Exercise goal:
Identify all lines in the listing that include the word "Regulation", and copy them out.
#### Data supplied ####
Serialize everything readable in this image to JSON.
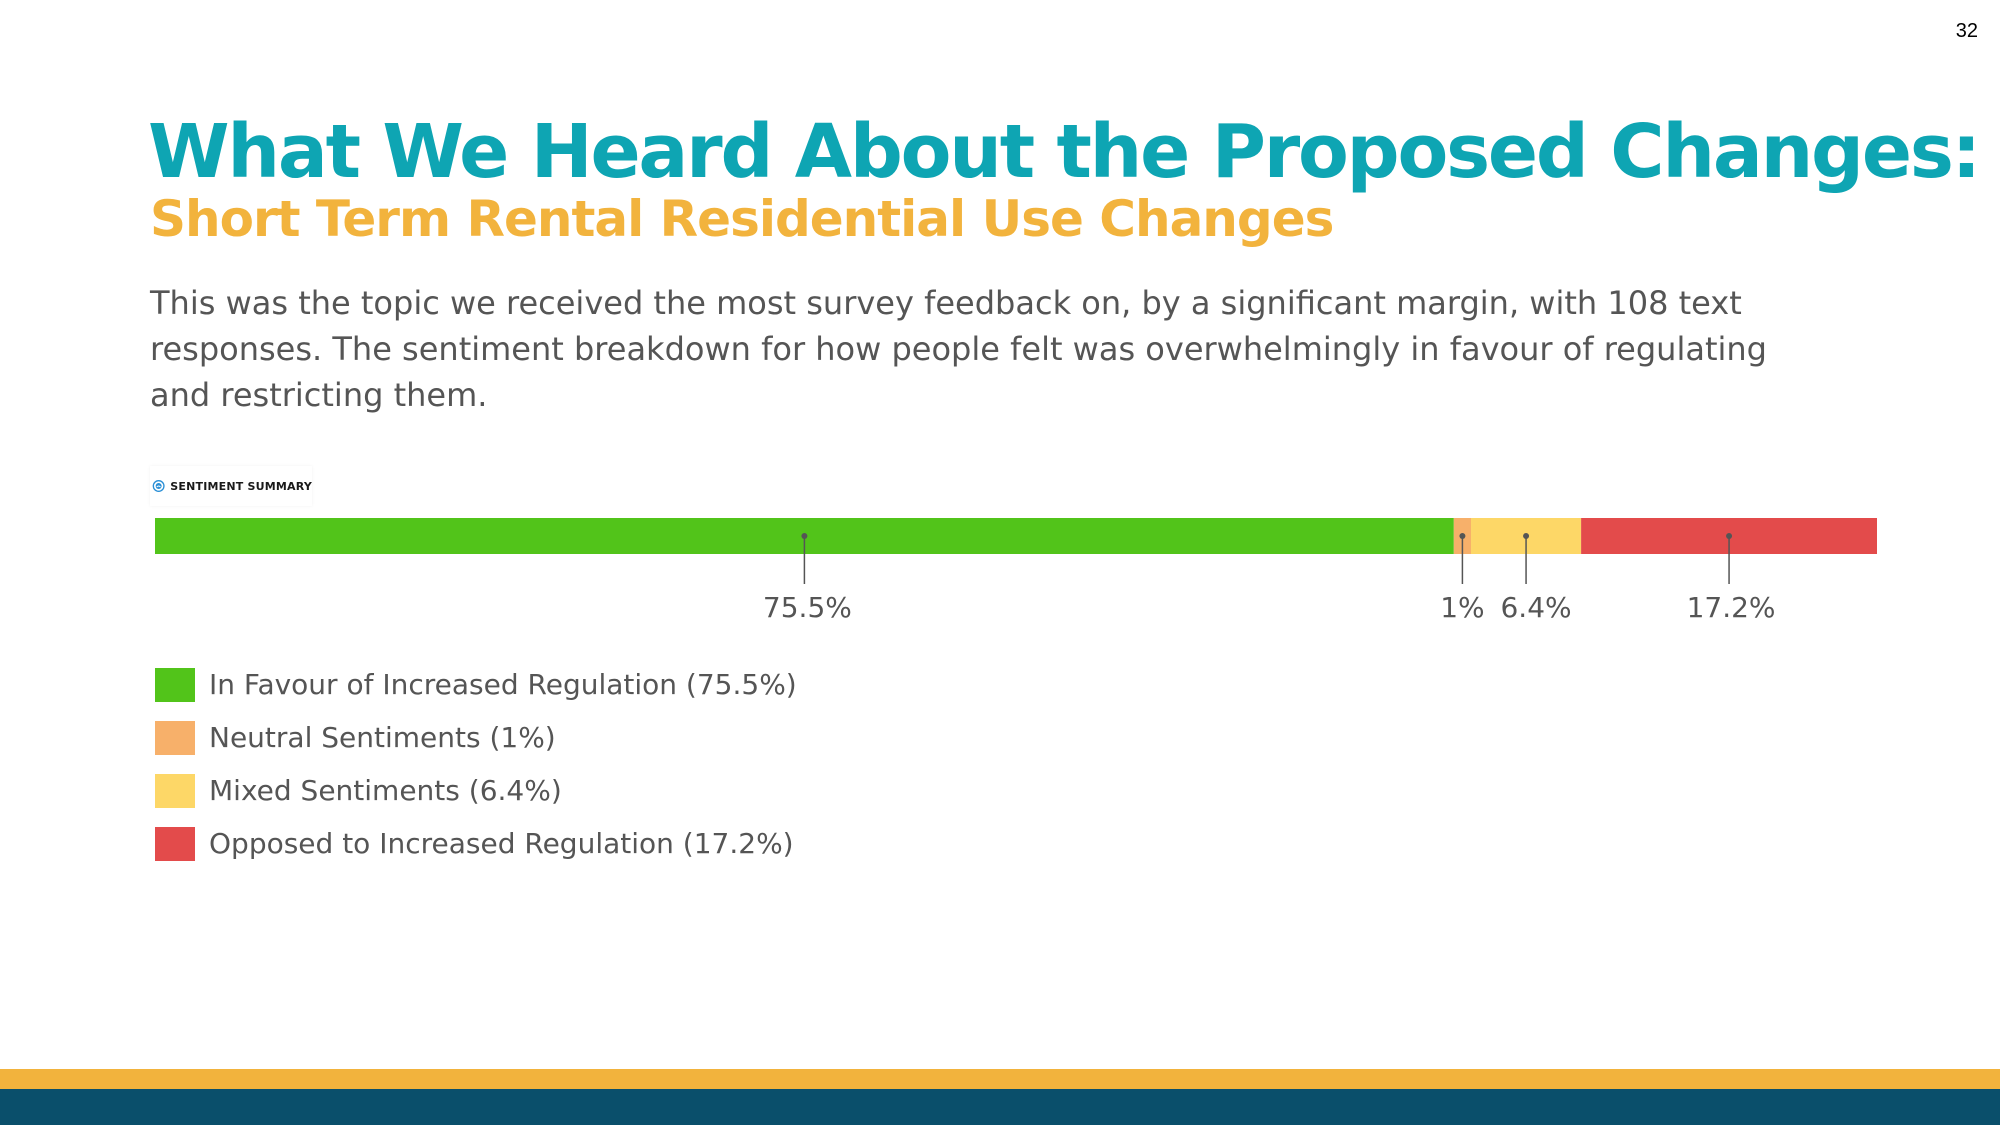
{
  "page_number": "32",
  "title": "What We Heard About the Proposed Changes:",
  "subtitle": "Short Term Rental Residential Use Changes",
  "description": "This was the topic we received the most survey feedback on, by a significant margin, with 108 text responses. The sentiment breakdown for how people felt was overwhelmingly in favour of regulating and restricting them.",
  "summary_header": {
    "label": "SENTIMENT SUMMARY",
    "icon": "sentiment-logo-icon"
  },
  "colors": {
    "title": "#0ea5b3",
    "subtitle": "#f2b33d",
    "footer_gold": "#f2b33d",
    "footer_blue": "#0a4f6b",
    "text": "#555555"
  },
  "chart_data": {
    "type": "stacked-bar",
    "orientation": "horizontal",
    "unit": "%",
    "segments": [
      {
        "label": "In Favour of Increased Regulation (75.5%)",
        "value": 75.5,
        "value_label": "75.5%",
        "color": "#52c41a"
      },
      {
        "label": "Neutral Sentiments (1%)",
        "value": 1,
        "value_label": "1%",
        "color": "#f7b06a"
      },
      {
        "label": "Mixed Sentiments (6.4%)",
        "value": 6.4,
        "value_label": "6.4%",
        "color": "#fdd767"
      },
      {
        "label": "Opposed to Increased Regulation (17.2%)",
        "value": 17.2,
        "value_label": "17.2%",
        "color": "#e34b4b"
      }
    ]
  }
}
####
#### Data supplied ####
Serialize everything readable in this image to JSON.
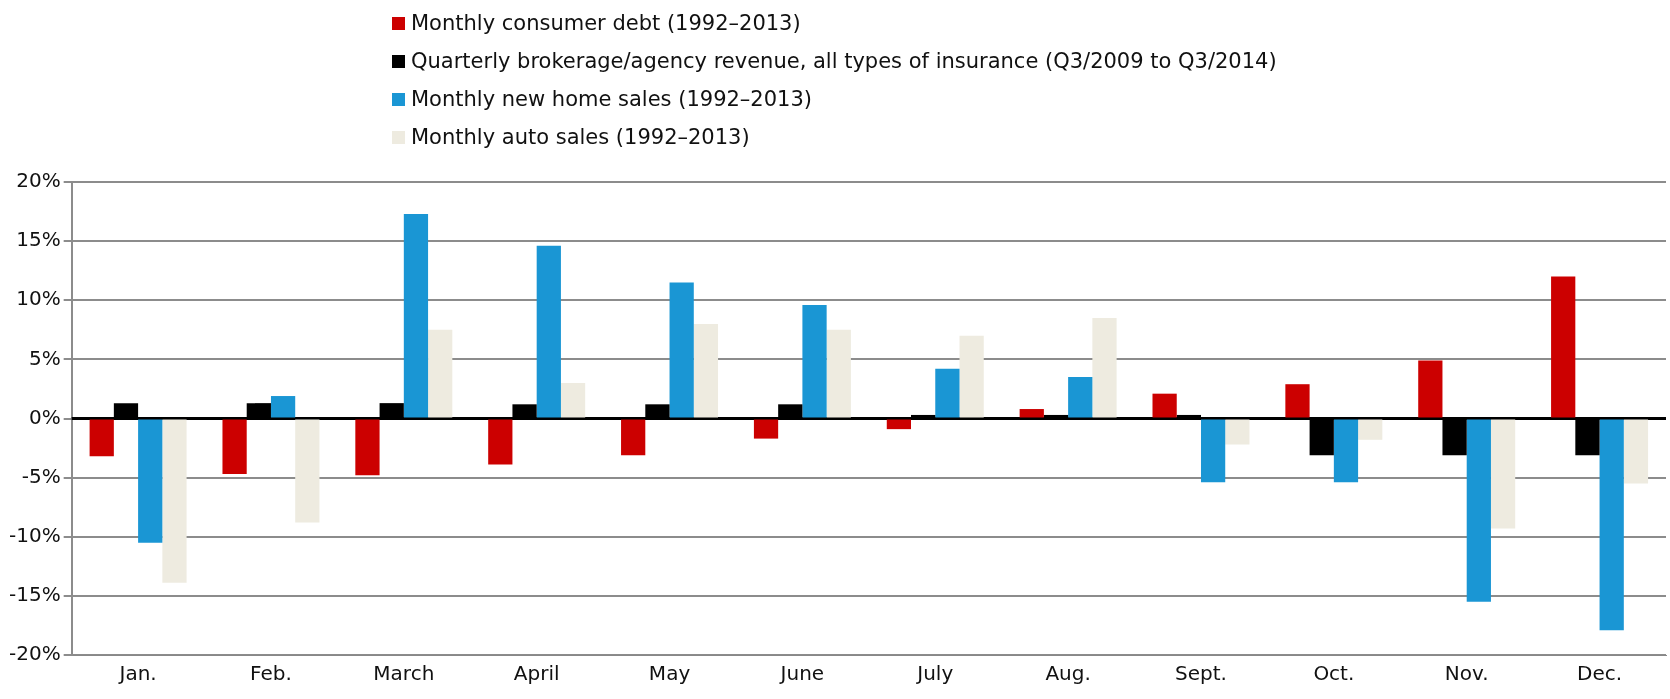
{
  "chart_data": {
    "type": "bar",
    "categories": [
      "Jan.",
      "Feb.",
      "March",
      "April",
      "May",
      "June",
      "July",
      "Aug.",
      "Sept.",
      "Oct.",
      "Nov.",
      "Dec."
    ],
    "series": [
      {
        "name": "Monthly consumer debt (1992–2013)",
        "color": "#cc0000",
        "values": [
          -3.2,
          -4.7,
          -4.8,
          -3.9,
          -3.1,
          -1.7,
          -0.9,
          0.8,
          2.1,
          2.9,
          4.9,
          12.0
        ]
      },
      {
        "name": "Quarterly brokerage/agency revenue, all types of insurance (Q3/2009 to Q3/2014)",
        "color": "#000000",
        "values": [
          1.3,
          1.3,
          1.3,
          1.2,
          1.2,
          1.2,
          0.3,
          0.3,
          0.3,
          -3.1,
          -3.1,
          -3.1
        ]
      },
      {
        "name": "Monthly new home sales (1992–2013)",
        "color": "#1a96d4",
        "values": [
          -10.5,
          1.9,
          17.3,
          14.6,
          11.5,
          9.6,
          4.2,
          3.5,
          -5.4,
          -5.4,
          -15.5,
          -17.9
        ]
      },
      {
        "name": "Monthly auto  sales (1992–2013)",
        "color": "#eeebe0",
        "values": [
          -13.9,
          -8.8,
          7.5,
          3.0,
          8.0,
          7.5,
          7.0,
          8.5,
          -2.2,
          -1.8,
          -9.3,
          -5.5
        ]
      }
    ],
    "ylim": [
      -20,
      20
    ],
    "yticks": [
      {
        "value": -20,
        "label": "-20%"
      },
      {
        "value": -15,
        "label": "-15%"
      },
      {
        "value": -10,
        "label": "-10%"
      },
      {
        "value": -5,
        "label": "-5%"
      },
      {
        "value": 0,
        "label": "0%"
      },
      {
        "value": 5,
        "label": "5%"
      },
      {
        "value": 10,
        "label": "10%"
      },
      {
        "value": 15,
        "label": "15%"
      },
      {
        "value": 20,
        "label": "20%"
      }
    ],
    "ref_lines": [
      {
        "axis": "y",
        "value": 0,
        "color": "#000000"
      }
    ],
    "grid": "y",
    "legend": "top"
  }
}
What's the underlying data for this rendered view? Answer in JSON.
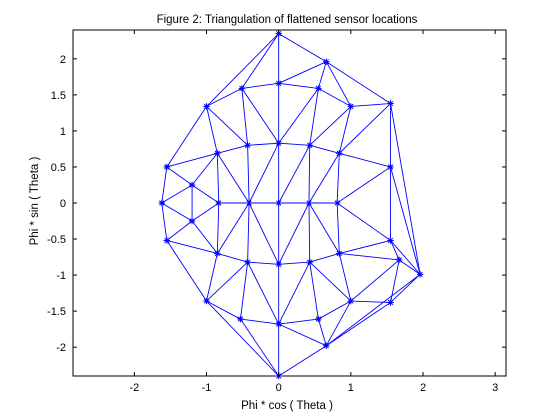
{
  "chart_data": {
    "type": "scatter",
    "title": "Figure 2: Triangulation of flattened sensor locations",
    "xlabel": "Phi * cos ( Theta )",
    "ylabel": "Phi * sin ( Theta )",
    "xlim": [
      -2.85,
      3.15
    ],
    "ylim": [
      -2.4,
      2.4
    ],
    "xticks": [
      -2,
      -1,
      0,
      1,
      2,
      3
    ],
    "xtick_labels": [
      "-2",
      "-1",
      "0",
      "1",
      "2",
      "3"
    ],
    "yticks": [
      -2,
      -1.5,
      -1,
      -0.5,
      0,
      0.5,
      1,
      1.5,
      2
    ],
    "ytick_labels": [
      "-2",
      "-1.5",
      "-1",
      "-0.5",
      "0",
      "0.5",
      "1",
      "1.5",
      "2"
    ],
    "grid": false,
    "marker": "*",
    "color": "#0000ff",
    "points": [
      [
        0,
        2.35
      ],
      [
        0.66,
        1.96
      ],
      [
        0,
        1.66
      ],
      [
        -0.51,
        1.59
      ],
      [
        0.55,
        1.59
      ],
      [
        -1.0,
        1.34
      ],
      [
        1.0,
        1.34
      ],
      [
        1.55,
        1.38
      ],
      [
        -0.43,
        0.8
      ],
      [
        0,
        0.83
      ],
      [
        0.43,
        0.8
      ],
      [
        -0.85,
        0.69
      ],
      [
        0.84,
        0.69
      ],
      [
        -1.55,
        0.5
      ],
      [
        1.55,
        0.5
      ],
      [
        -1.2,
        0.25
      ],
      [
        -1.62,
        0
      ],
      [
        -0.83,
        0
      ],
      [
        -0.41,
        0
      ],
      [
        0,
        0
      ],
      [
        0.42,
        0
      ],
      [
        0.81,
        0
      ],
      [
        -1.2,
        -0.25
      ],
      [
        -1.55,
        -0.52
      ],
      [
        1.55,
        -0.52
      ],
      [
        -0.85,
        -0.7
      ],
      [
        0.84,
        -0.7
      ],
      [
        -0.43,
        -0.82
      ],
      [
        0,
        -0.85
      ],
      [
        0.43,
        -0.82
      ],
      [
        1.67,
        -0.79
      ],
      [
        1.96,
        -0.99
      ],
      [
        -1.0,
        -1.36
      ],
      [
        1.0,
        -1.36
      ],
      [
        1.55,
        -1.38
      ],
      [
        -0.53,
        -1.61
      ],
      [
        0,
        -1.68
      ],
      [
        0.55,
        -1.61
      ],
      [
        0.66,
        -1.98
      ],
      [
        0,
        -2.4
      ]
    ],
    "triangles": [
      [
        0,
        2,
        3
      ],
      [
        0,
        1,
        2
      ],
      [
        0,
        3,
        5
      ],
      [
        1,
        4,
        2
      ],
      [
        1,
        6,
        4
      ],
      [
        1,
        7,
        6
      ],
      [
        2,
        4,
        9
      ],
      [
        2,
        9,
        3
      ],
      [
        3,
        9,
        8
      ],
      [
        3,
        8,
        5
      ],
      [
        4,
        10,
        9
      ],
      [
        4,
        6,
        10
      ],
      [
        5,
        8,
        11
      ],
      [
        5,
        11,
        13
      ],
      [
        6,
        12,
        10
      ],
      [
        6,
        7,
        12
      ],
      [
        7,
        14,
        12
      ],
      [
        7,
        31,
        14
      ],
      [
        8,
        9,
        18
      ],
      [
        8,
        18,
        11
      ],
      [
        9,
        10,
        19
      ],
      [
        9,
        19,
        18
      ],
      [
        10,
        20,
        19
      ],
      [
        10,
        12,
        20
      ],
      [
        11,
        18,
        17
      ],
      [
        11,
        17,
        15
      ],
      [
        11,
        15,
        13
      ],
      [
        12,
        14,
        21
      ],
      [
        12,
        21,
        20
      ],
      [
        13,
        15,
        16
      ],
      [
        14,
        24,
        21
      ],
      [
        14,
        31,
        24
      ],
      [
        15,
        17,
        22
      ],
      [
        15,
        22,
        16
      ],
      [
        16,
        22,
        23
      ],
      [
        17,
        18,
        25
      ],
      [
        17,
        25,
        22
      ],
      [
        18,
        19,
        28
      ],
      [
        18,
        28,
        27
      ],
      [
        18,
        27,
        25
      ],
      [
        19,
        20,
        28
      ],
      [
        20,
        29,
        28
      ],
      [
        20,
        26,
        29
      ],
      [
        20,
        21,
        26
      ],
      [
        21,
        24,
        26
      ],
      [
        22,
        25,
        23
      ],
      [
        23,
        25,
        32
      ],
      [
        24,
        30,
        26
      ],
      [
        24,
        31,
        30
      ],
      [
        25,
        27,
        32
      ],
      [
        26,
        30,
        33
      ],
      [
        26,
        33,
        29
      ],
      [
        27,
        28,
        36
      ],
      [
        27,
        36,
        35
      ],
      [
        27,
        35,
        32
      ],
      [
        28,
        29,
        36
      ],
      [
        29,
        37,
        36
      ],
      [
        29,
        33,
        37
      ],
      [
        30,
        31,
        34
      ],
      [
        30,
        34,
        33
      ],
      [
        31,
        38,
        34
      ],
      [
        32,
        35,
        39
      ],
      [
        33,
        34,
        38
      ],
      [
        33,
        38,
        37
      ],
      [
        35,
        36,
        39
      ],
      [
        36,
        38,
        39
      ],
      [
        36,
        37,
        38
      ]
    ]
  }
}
####
Response below:
        "label": "In Favour of Increased Regulation (75.5%)",
        "label": "Opposed to Increased Regulation (17.2%)",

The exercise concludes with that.